Element placement data:
******************************
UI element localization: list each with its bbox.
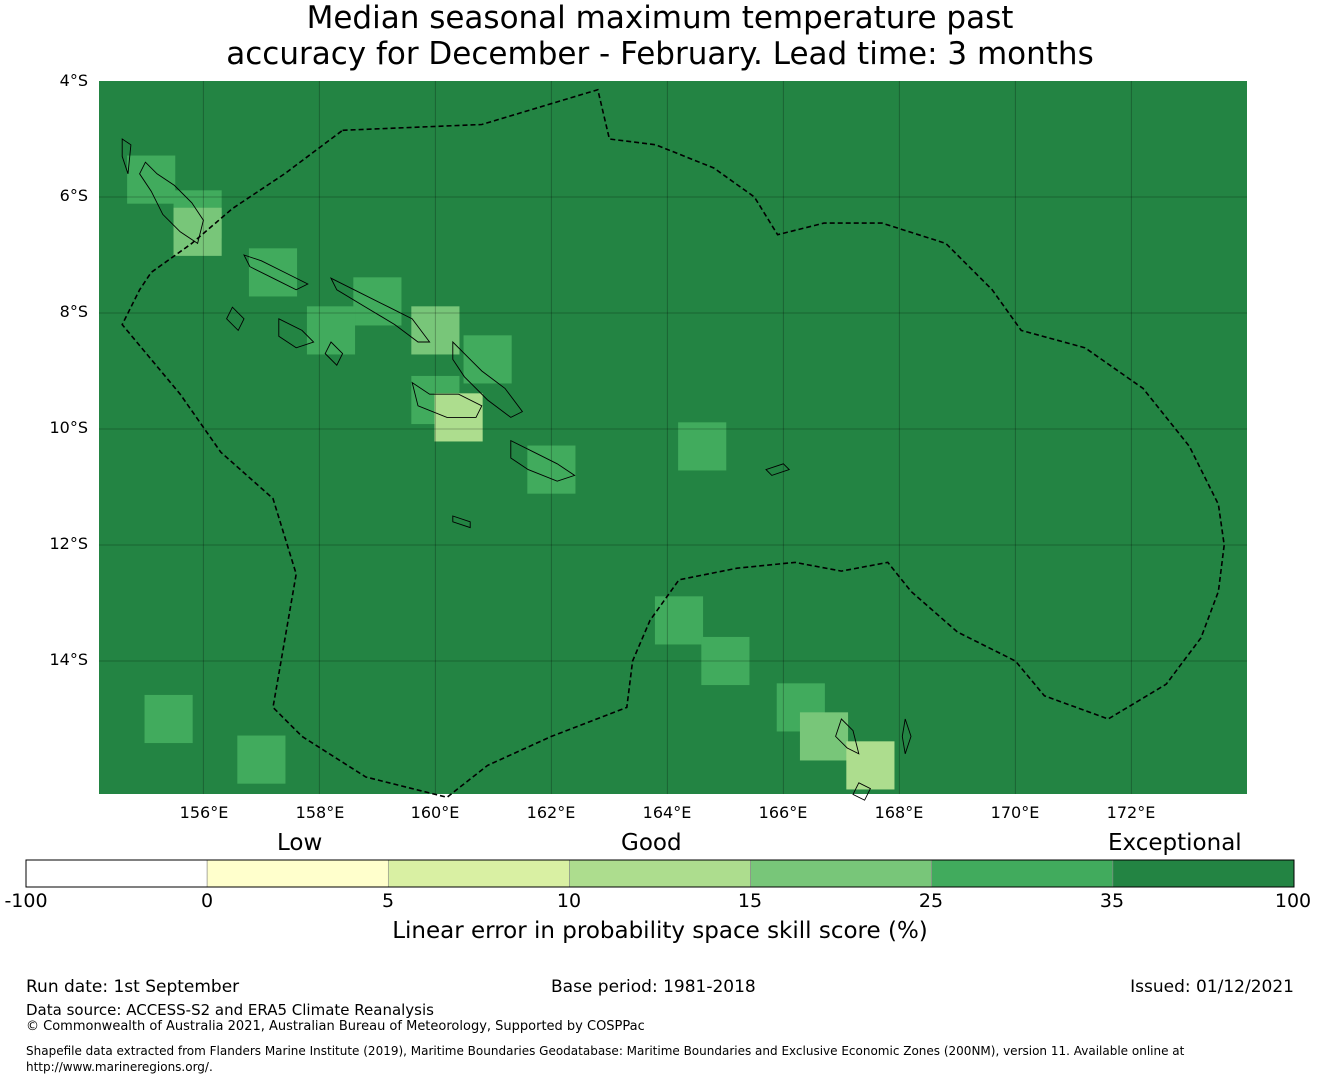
colorbar-segment xyxy=(206,859,389,888)
category-exceptional: Exceptional xyxy=(1108,830,1242,856)
data-source: Data source: ACCESS-S2 and ERA5 Climate … xyxy=(26,1001,434,1019)
title-line-2: accuracy for December - February. Lead t… xyxy=(226,36,1094,72)
colorbar xyxy=(25,859,1295,888)
colorbar-tick: -100 xyxy=(4,890,48,912)
island-outline xyxy=(121,138,132,174)
colorbar-segment xyxy=(931,859,1114,888)
lon-label-164e: 164°E xyxy=(642,803,692,822)
lon-label-170e: 170°E xyxy=(990,803,1040,822)
coastlines xyxy=(121,138,912,801)
skill-cell xyxy=(654,596,704,645)
lat-label-8s: 8°S xyxy=(59,302,88,321)
skill-cells xyxy=(127,155,895,790)
skill-cell xyxy=(846,741,895,790)
skill-cell xyxy=(527,445,576,494)
lat-label-14s: 14°S xyxy=(49,650,88,669)
colorbar-tick: 10 xyxy=(556,890,582,912)
lat-label-4s: 4°S xyxy=(59,71,88,90)
island-outline xyxy=(510,439,576,482)
run-date: Run date: 1st September xyxy=(26,977,240,997)
colorbar-segment xyxy=(1112,859,1295,888)
eez-boundary xyxy=(121,88,1226,799)
colorbar-tick: 25 xyxy=(918,890,944,912)
skill-cell xyxy=(306,306,356,355)
lon-label-162e: 162°E xyxy=(526,803,576,822)
category-good: Good xyxy=(621,830,682,856)
colorbar-tick: 15 xyxy=(737,890,763,912)
island-outline xyxy=(411,381,483,418)
copyright: © Commonwealth of Australia 2021, Austra… xyxy=(26,1019,645,1034)
lon-label-166e: 166°E xyxy=(758,803,808,822)
lon-label-158e: 158°E xyxy=(295,803,345,822)
island-outline xyxy=(226,306,245,332)
lat-label-10s: 10°S xyxy=(49,418,88,437)
skill-cell xyxy=(237,735,286,784)
lat-label-12s: 12°S xyxy=(49,534,88,553)
skill-cell xyxy=(701,636,750,686)
island-outline xyxy=(452,515,471,529)
colorbar-tick: 100 xyxy=(1274,890,1312,912)
base-period: Base period: 1981-2018 xyxy=(551,977,756,997)
island-outline xyxy=(452,340,524,418)
island-outline xyxy=(243,254,309,291)
lon-label-156e: 156°E xyxy=(179,803,229,822)
colorbar-segment xyxy=(25,859,208,888)
skill-cell xyxy=(127,155,176,204)
skill-field-background xyxy=(99,81,1247,794)
skill-cell xyxy=(248,248,298,297)
title-line-1: Median seasonal maximum temperature past xyxy=(306,0,1014,36)
lon-label-168e: 168°E xyxy=(874,803,924,822)
island-outline xyxy=(139,161,204,245)
skill-cell xyxy=(144,694,193,744)
colorbar-segment xyxy=(569,859,751,888)
colorbar-title: Linear error in probability space skill … xyxy=(392,918,928,944)
skill-cell xyxy=(799,712,849,761)
skill-cell xyxy=(678,422,727,471)
colorbar-tick: 35 xyxy=(1099,890,1125,912)
category-low: Low xyxy=(277,830,323,856)
colorbar-frame xyxy=(25,859,1295,888)
colorbar-tick: 0 xyxy=(200,890,214,912)
shapefile-credit-line-2: http://www.marineregions.org/. xyxy=(26,1060,213,1074)
shapefile-credit-line-1: Shapefile data extracted from Flanders M… xyxy=(26,1044,1185,1058)
map-panel xyxy=(99,81,1247,801)
island-outline xyxy=(329,277,431,343)
gridlines xyxy=(99,81,1247,794)
colorbar-segment xyxy=(750,859,933,888)
lon-label-160e: 160°E xyxy=(410,803,460,822)
island-outline xyxy=(324,341,344,366)
island-outline xyxy=(901,718,912,754)
island-outline xyxy=(278,318,315,349)
skill-cell xyxy=(173,207,222,256)
lon-label-172e: 172°E xyxy=(1106,803,1156,822)
island-outline xyxy=(852,782,872,801)
map-title: Median seasonal maximum temperature past… xyxy=(0,0,1320,72)
lat-label-6s: 6°S xyxy=(59,186,88,205)
colorbar-segment xyxy=(387,859,570,888)
colorbar-tick: 5 xyxy=(381,890,395,912)
island-outline xyxy=(835,718,860,755)
skill-cell xyxy=(411,306,460,355)
issued-date: Issued: 01/12/2021 xyxy=(1130,977,1294,997)
island-outline xyxy=(765,463,791,476)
******************************
The exercise –
Reproduce every line of the records above verbatim, omitting the pictures.

Answer to the problem –
UI element localization: list each with its bbox.
colorbar-segment xyxy=(206,859,389,888)
category-exceptional: Exceptional xyxy=(1108,830,1242,856)
data-source: Data source: ACCESS-S2 and ERA5 Climate … xyxy=(26,1001,434,1019)
title-line-2: accuracy for December - February. Lead t… xyxy=(226,36,1094,72)
colorbar xyxy=(25,859,1295,888)
colorbar-tick: -100 xyxy=(4,890,48,912)
island-outline xyxy=(121,138,132,174)
colorbar-segment xyxy=(931,859,1114,888)
lon-label-164e: 164°E xyxy=(642,803,692,822)
lon-label-170e: 170°E xyxy=(990,803,1040,822)
coastlines xyxy=(121,138,912,801)
skill-cell xyxy=(654,596,704,645)
lat-label-8s: 8°S xyxy=(59,302,88,321)
skill-cells xyxy=(127,155,895,790)
skill-cell xyxy=(846,741,895,790)
skill-cell xyxy=(527,445,576,494)
lat-label-14s: 14°S xyxy=(49,650,88,669)
colorbar-tick: 10 xyxy=(556,890,582,912)
lat-label-4s: 4°S xyxy=(59,71,88,90)
island-outline xyxy=(510,439,576,482)
run-date: Run date: 1st September xyxy=(26,977,240,997)
colorbar-segment xyxy=(1112,859,1295,888)
eez-boundary xyxy=(121,88,1226,799)
colorbar-tick: 25 xyxy=(918,890,944,912)
skill-cell xyxy=(306,306,356,355)
lon-label-162e: 162°E xyxy=(526,803,576,822)
category-good: Good xyxy=(621,830,682,856)
colorbar-tick: 15 xyxy=(737,890,763,912)
island-outline xyxy=(411,381,483,418)
copyright: © Commonwealth of Australia 2021, Austra… xyxy=(26,1019,645,1034)
lon-label-166e: 166°E xyxy=(758,803,808,822)
lon-label-158e: 158°E xyxy=(295,803,345,822)
island-outline xyxy=(226,306,245,332)
lat-label-10s: 10°S xyxy=(49,418,88,437)
skill-cell xyxy=(237,735,286,784)
lat-label-12s: 12°S xyxy=(49,534,88,553)
skill-cell xyxy=(701,636,750,686)
island-outline xyxy=(452,515,471,529)
colorbar-tick: 100 xyxy=(1274,890,1312,912)
base-period: Base period: 1981-2018 xyxy=(551,977,756,997)
island-outline xyxy=(452,340,524,418)
island-outline xyxy=(243,254,309,291)
lon-label-156e: 156°E xyxy=(179,803,229,822)
colorbar-segment xyxy=(25,859,208,888)
skill-cell xyxy=(127,155,176,204)
skill-field-background xyxy=(99,81,1247,794)
skill-cell xyxy=(248,248,298,297)
title-line-1: Median seasonal maximum temperature past xyxy=(306,0,1014,36)
lon-label-168e: 168°E xyxy=(874,803,924,822)
island-outline xyxy=(139,161,204,245)
skill-cell xyxy=(144,694,193,744)
colorbar-segment xyxy=(569,859,751,888)
colorbar-title: Linear error in probability space skill … xyxy=(392,918,928,944)
skill-cell xyxy=(799,712,849,761)
skill-cell xyxy=(678,422,727,471)
colorbar-tick: 35 xyxy=(1099,890,1125,912)
category-low: Low xyxy=(277,830,323,856)
colorbar-frame xyxy=(25,859,1295,888)
colorbar-tick: 0 xyxy=(200,890,214,912)
shapefile-credit-line-2: http://www.marineregions.org/. xyxy=(26,1060,213,1074)
shapefile-credit-line-1: Shapefile data extracted from Flanders M… xyxy=(26,1044,1185,1058)
map-panel xyxy=(99,81,1247,801)
island-outline xyxy=(329,277,431,343)
gridlines xyxy=(99,81,1247,794)
colorbar-segment xyxy=(750,859,933,888)
lon-label-160e: 160°E xyxy=(410,803,460,822)
island-outline xyxy=(324,341,344,366)
island-outline xyxy=(901,718,912,754)
island-outline xyxy=(278,318,315,349)
skill-cell xyxy=(173,207,222,256)
lon-label-172e: 172°E xyxy=(1106,803,1156,822)
island-outline xyxy=(852,782,872,801)
map-title: Median seasonal maximum temperature past… xyxy=(0,0,1320,72)
lat-label-6s: 6°S xyxy=(59,186,88,205)
colorbar-segment xyxy=(387,859,570,888)
colorbar-tick: 5 xyxy=(381,890,395,912)
island-outline xyxy=(835,718,860,755)
skill-cell xyxy=(411,306,460,355)
issued-date: Issued: 01/12/2021 xyxy=(1130,977,1294,997)
island-outline xyxy=(765,463,791,476)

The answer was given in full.